Your answer must be every line of the data that holds the string "title".

◆ **Supplied material**
*** Begin section ***
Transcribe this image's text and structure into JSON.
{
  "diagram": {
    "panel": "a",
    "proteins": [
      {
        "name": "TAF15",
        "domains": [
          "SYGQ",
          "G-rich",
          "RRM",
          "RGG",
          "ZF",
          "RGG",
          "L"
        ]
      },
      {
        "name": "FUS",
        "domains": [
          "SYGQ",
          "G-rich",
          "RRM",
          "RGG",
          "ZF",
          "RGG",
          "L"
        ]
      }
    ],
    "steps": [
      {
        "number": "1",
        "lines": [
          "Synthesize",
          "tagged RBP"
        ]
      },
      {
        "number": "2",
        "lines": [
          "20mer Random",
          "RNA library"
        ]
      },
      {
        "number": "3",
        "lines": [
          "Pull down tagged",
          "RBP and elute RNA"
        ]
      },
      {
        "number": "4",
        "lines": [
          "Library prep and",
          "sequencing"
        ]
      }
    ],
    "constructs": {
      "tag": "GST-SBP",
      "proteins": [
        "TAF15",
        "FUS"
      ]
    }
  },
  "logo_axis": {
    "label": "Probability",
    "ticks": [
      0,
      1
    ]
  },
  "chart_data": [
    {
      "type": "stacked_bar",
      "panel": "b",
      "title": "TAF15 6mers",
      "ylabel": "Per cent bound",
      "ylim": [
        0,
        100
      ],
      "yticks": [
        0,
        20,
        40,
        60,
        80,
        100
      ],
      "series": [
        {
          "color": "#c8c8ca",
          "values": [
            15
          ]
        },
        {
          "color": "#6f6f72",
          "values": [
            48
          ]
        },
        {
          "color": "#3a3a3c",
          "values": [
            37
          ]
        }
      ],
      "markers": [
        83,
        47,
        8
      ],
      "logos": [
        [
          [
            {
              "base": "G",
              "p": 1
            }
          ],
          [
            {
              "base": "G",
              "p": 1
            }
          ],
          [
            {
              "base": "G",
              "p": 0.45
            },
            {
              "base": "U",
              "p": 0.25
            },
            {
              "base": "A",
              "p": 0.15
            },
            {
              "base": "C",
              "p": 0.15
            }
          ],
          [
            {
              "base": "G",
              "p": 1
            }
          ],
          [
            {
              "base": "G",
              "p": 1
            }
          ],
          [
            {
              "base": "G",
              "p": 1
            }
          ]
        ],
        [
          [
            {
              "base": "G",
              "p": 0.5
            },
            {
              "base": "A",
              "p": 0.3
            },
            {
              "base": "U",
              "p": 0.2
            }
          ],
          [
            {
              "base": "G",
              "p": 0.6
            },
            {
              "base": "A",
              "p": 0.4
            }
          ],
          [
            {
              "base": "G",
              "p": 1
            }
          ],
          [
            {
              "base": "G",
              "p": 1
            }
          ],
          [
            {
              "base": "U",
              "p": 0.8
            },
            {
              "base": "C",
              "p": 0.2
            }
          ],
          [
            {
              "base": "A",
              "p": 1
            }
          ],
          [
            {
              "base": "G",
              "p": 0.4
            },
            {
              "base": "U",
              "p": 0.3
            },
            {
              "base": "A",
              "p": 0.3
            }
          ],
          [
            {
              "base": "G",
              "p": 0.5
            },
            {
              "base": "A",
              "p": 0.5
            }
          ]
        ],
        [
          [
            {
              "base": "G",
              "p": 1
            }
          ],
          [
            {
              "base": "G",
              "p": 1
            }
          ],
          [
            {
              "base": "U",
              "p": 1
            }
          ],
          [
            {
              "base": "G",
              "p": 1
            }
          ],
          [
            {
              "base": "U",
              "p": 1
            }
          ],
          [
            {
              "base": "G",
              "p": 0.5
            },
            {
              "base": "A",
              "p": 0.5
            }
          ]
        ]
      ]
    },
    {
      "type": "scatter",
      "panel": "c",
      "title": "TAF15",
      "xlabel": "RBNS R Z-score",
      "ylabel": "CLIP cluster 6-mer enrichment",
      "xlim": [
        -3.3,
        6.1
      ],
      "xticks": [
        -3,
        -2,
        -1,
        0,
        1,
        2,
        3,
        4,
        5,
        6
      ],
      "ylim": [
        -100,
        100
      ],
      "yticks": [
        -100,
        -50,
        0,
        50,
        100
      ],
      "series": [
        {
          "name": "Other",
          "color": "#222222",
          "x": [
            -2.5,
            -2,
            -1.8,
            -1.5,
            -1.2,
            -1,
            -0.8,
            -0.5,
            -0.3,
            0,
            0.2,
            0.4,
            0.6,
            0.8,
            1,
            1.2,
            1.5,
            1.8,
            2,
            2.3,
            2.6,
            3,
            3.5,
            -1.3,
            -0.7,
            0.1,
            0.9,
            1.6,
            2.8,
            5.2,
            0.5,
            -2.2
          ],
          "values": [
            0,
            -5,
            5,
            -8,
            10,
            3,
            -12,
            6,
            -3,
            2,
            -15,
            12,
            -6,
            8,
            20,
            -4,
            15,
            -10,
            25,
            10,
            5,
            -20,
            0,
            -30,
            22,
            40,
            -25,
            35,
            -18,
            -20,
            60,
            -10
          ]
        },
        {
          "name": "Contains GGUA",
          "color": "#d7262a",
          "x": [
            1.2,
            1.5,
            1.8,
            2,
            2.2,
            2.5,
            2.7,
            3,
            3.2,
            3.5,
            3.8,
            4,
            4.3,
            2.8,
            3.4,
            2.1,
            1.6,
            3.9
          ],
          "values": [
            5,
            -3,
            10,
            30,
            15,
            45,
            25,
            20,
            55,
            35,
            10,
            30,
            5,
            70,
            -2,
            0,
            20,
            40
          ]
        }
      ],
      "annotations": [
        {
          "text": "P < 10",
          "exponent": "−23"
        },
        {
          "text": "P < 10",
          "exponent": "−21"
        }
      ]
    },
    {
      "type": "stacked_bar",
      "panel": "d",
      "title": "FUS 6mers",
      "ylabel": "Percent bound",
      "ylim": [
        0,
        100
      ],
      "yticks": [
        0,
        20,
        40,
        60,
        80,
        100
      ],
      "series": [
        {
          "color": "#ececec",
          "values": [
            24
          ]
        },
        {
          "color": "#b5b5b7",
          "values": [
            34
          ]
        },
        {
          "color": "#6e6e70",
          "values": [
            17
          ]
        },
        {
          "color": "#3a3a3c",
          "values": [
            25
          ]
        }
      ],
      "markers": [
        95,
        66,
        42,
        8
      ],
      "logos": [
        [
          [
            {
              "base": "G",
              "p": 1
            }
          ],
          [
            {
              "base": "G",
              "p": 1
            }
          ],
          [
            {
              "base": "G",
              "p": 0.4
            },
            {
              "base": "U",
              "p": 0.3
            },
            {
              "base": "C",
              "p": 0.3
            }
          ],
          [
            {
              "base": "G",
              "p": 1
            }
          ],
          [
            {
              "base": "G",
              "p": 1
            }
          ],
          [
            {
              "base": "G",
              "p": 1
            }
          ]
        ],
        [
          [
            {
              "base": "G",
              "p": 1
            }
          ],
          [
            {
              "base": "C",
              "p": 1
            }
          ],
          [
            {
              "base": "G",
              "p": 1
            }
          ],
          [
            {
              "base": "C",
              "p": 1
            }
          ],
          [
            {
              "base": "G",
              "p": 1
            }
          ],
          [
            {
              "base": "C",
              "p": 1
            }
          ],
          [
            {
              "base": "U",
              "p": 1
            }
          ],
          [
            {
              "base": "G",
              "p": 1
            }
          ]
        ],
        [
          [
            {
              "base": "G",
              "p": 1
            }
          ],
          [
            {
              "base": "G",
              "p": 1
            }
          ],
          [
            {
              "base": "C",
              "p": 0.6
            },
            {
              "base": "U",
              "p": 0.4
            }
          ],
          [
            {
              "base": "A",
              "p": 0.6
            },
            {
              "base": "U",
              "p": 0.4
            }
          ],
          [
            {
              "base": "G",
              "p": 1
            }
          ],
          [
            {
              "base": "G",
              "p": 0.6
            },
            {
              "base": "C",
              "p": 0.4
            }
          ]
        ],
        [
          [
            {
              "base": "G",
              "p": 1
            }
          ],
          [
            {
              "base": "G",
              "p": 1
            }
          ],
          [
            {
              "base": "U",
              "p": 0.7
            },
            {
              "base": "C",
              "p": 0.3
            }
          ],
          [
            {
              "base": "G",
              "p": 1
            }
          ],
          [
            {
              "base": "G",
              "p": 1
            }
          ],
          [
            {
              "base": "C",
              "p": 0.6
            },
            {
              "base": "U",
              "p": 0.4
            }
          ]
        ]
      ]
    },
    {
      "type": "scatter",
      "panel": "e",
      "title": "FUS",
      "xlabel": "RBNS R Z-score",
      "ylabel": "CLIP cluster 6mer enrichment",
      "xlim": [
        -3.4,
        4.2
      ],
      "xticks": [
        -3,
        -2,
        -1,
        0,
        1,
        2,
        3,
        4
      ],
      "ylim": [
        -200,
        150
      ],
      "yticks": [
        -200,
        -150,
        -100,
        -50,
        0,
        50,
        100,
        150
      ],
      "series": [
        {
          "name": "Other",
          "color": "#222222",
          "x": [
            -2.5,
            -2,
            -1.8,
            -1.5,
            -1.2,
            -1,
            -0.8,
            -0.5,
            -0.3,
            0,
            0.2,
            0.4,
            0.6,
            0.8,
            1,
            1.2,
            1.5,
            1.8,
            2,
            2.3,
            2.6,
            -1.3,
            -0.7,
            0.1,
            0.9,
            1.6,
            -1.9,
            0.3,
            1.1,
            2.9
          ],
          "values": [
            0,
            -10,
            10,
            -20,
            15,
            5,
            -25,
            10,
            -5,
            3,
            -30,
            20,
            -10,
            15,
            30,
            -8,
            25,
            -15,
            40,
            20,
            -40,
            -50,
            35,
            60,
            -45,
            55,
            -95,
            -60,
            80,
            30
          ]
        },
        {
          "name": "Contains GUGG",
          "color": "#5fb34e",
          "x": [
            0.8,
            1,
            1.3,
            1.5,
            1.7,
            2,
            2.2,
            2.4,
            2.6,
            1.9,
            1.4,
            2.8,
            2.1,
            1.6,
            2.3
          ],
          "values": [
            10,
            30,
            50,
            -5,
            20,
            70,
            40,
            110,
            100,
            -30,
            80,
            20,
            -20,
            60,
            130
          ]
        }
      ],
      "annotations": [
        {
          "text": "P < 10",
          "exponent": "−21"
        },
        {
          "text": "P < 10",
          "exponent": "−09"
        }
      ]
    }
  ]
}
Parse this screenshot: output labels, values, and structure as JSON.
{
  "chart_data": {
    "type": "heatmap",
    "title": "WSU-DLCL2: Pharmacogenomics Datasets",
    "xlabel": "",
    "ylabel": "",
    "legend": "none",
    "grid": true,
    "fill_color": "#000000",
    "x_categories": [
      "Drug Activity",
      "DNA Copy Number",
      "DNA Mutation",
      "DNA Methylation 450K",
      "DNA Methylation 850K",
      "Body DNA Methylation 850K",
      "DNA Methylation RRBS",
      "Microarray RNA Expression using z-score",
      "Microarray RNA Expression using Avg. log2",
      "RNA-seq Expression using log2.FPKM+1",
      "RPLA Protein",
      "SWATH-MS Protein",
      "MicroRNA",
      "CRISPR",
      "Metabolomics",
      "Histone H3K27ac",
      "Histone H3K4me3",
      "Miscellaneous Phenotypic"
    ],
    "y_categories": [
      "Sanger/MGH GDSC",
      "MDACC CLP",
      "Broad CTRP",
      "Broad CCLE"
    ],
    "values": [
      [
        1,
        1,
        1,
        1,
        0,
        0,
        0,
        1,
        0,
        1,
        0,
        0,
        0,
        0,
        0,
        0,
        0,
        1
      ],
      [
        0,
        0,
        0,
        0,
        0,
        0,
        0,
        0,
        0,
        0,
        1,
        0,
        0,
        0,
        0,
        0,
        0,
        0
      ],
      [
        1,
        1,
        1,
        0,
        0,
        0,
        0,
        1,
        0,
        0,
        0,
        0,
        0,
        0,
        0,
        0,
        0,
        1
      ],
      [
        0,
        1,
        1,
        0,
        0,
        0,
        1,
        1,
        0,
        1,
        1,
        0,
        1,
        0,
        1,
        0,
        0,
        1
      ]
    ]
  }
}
*** End section ***
◆ **Response below**
      "title": "TAF15 6mers",
      "title": "TAF15",
      "title": "FUS 6mers",
      "title": "FUS",
    "title": "WSU-DLCL2: Pharmacogenomics Datasets",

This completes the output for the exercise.